* YOUR GOAL: Could you print all the entries exactly?

* STORED DATA:
#####

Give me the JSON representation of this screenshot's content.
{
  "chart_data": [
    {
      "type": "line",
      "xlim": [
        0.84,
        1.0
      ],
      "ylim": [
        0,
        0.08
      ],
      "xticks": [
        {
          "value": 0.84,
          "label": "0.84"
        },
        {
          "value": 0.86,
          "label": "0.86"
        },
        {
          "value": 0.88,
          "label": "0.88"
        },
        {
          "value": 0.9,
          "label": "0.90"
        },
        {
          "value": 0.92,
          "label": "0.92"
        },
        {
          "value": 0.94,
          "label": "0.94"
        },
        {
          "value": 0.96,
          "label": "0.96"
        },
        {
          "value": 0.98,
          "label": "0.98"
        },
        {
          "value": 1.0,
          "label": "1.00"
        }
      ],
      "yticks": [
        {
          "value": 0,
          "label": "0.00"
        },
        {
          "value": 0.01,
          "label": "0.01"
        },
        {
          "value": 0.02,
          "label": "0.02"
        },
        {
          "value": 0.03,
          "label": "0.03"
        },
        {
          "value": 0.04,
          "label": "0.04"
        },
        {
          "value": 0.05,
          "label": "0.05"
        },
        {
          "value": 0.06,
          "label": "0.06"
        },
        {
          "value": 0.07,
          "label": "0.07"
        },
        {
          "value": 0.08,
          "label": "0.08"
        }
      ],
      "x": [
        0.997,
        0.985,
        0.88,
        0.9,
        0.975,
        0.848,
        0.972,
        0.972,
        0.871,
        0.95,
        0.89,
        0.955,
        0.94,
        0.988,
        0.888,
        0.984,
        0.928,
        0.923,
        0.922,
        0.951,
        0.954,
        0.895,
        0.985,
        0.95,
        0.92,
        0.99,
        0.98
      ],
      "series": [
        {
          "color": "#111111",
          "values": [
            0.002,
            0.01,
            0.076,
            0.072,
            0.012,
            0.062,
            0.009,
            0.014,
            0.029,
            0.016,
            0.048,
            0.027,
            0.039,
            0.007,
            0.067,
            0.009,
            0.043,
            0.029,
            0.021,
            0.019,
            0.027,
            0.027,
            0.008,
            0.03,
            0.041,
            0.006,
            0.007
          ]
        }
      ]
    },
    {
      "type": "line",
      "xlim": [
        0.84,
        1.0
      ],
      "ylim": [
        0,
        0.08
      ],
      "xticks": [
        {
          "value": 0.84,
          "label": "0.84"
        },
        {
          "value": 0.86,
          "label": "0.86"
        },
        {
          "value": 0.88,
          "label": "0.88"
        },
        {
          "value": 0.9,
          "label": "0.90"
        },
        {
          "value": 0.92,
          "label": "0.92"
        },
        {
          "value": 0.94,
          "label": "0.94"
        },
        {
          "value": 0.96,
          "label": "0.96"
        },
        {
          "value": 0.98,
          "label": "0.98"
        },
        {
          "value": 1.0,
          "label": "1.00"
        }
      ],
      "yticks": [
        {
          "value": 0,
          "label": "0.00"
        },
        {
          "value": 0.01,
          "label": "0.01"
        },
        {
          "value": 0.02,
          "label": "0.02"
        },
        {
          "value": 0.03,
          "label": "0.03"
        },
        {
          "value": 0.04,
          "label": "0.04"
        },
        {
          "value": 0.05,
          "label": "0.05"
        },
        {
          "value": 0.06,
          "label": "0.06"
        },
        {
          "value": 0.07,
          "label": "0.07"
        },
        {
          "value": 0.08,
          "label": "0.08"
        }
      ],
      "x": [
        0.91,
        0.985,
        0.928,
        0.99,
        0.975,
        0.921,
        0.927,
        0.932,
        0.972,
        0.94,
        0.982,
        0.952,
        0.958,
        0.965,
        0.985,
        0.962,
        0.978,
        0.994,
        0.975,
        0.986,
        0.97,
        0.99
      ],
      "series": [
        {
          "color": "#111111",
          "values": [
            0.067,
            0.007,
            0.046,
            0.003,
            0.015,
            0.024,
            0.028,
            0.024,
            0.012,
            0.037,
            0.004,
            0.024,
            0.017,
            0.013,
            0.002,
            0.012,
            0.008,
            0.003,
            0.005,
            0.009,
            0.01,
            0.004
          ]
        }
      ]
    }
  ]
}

#####

* COMPLETE OUTPUT:
Give me the JSON representation of this screenshot's content.
{
  "chart_data": [
    {
      "type": "line",
      "xlim": [
        0.84,
        1.0
      ],
      "ylim": [
        0,
        0.08
      ],
      "xticks": [
        {
          "value": 0.84,
          "label": "0.84"
        },
        {
          "value": 0.86,
          "label": "0.86"
        },
        {
          "value": 0.88,
          "label": "0.88"
        },
        {
          "value": 0.9,
          "label": "0.90"
        },
        {
          "value": 0.92,
          "label": "0.92"
        },
        {
          "value": 0.94,
          "label": "0.94"
        },
        {
          "value": 0.96,
          "label": "0.96"
        },
        {
          "value": 0.98,
          "label": "0.98"
        },
        {
          "value": 1.0,
          "label": "1.00"
        }
      ],
      "yticks": [
        {
          "value": 0,
          "label": "0.00"
        },
        {
          "value": 0.01,
          "label": "0.01"
        },
        {
          "value": 0.02,
          "label": "0.02"
        },
        {
          "value": 0.03,
          "label": "0.03"
        },
        {
          "value": 0.04,
          "label": "0.04"
        },
        {
          "value": 0.05,
          "label": "0.05"
        },
        {
          "value": 0.06,
          "label": "0.06"
        },
        {
          "value": 0.07,
          "label": "0.07"
        },
        {
          "value": 0.08,
          "label": "0.08"
        }
      ],
      "x": [
        0.997,
        0.985,
        0.88,
        0.9,
        0.975,
        0.848,
        0.972,
        0.972,
        0.871,
        0.95,
        0.89,
        0.955,
        0.94,
        0.988,
        0.888,
        0.984,
        0.928,
        0.923,
        0.922,
        0.951,
        0.954,
        0.895,
        0.985,
        0.95,
        0.92,
        0.99,
        0.98
      ],
      "series": [
        {
          "color": "#111111",
          "values": [
            0.002,
            0.01,
            0.076,
            0.072,
            0.012,
            0.062,
            0.009,
            0.014,
            0.029,
            0.016,
            0.048,
            0.027,
            0.039,
            0.007,
            0.067,
            0.009,
            0.043,
            0.029,
            0.021,
            0.019,
            0.027,
            0.027,
            0.008,
            0.03,
            0.041,
            0.006,
            0.007
          ]
        }
      ]
    },
    {
      "type": "line",
      "xlim": [
        0.84,
        1.0
      ],
      "ylim": [
        0,
        0.08
      ],
      "xticks": [
        {
          "value": 0.84,
          "label": "0.84"
        },
        {
          "value": 0.86,
          "label": "0.86"
        },
        {
          "value": 0.88,
          "label": "0.88"
        },
        {
          "value": 0.9,
          "label": "0.90"
        },
        {
          "value": 0.92,
          "label": "0.92"
        },
        {
          "value": 0.94,
          "label": "0.94"
        },
        {
          "value": 0.96,
          "label": "0.96"
        },
        {
          "value": 0.98,
          "label": "0.98"
        },
        {
          "value": 1.0,
          "label": "1.00"
        }
      ],
      "yticks": [
        {
          "value": 0,
          "label": "0.00"
        },
        {
          "value": 0.01,
          "label": "0.01"
        },
        {
          "value": 0.02,
          "label": "0.02"
        },
        {
          "value": 0.03,
          "label": "0.03"
        },
        {
          "value": 0.04,
          "label": "0.04"
        },
        {
          "value": 0.05,
          "label": "0.05"
        },
        {
          "value": 0.06,
          "label": "0.06"
        },
        {
          "value": 0.07,
          "label": "0.07"
        },
        {
          "value": 0.08,
          "label": "0.08"
        }
      ],
      "x": [
        0.91,
        0.985,
        0.928,
        0.99,
        0.975,
        0.921,
        0.927,
        0.932,
        0.972,
        0.94,
        0.982,
        0.952,
        0.958,
        0.965,
        0.985,
        0.962,
        0.978,
        0.994,
        0.975,
        0.986,
        0.97,
        0.99
      ],
      "series": [
        {
          "color": "#111111",
          "values": [
            0.067,
            0.007,
            0.046,
            0.003,
            0.015,
            0.024,
            0.028,
            0.024,
            0.012,
            0.037,
            0.004,
            0.024,
            0.017,
            0.013,
            0.002,
            0.012,
            0.008,
            0.003,
            0.005,
            0.009,
            0.01,
            0.004
          ]
        }
      ]
    }
  ]
}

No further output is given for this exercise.